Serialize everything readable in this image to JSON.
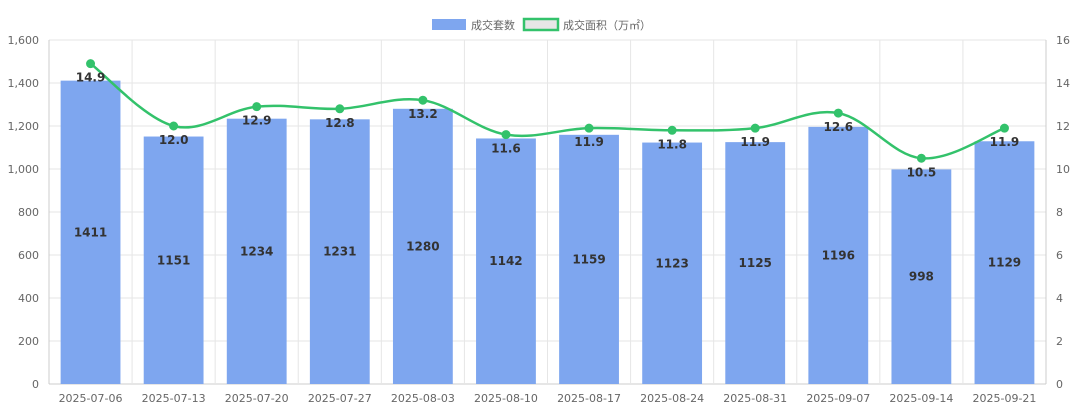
{
  "chart_data": {
    "type": "bar",
    "categories": [
      "2025-07-06",
      "2025-07-13",
      "2025-07-20",
      "2025-07-27",
      "2025-08-03",
      "2025-08-10",
      "2025-08-17",
      "2025-08-24",
      "2025-08-31",
      "2025-09-07",
      "2025-09-14",
      "2025-09-21"
    ],
    "series": [
      {
        "name": "成交套数",
        "type": "bar",
        "axis": "left",
        "color": "#7ea6ef",
        "values": [
          1411,
          1151,
          1234,
          1231,
          1280,
          1142,
          1159,
          1123,
          1125,
          1196,
          998,
          1129
        ],
        "labels": [
          "1411",
          "1151",
          "1234",
          "1231",
          "1280",
          "1142",
          "1159",
          "1123",
          "1125",
          "1196",
          "998",
          "1129"
        ]
      },
      {
        "name": "成交面积（万㎡）",
        "type": "line",
        "axis": "right",
        "color": "#33c26b",
        "values": [
          14.9,
          12.0,
          12.9,
          12.8,
          13.2,
          11.6,
          11.9,
          11.8,
          11.9,
          12.6,
          10.5,
          11.9
        ],
        "labels": [
          "14.9",
          "12.0",
          "12.9",
          "12.8",
          "13.2",
          "11.6",
          "11.9",
          "11.8",
          "11.9",
          "12.6",
          "10.5",
          "11.9"
        ]
      }
    ],
    "y_left": {
      "min": 0,
      "max": 1600,
      "step": 200,
      "tick_labels": [
        "0",
        "200",
        "400",
        "600",
        "800",
        "1,000",
        "1,200",
        "1,400",
        "1,600"
      ]
    },
    "y_right": {
      "min": 0,
      "max": 16,
      "step": 2,
      "tick_labels": [
        "0",
        "2",
        "4",
        "6",
        "8",
        "10",
        "12",
        "14",
        "16"
      ]
    },
    "grid": true,
    "legend_position": "top-center"
  }
}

= Exercise =
Drop the pictures and reproduce the rest of the entries above exactly.

= The response =
Serialize everything readable in this image to JSON.
{
  "chart_data": {
    "type": "bar",
    "categories": [
      "2025-07-06",
      "2025-07-13",
      "2025-07-20",
      "2025-07-27",
      "2025-08-03",
      "2025-08-10",
      "2025-08-17",
      "2025-08-24",
      "2025-08-31",
      "2025-09-07",
      "2025-09-14",
      "2025-09-21"
    ],
    "series": [
      {
        "name": "成交套数",
        "type": "bar",
        "axis": "left",
        "color": "#7ea6ef",
        "values": [
          1411,
          1151,
          1234,
          1231,
          1280,
          1142,
          1159,
          1123,
          1125,
          1196,
          998,
          1129
        ],
        "labels": [
          "1411",
          "1151",
          "1234",
          "1231",
          "1280",
          "1142",
          "1159",
          "1123",
          "1125",
          "1196",
          "998",
          "1129"
        ]
      },
      {
        "name": "成交面积（万㎡）",
        "type": "line",
        "axis": "right",
        "color": "#33c26b",
        "values": [
          14.9,
          12.0,
          12.9,
          12.8,
          13.2,
          11.6,
          11.9,
          11.8,
          11.9,
          12.6,
          10.5,
          11.9
        ],
        "labels": [
          "14.9",
          "12.0",
          "12.9",
          "12.8",
          "13.2",
          "11.6",
          "11.9",
          "11.8",
          "11.9",
          "12.6",
          "10.5",
          "11.9"
        ]
      }
    ],
    "y_left": {
      "min": 0,
      "max": 1600,
      "step": 200,
      "tick_labels": [
        "0",
        "200",
        "400",
        "600",
        "800",
        "1,000",
        "1,200",
        "1,400",
        "1,600"
      ]
    },
    "y_right": {
      "min": 0,
      "max": 16,
      "step": 2,
      "tick_labels": [
        "0",
        "2",
        "4",
        "6",
        "8",
        "10",
        "12",
        "14",
        "16"
      ]
    },
    "grid": true,
    "legend_position": "top-center"
  }
}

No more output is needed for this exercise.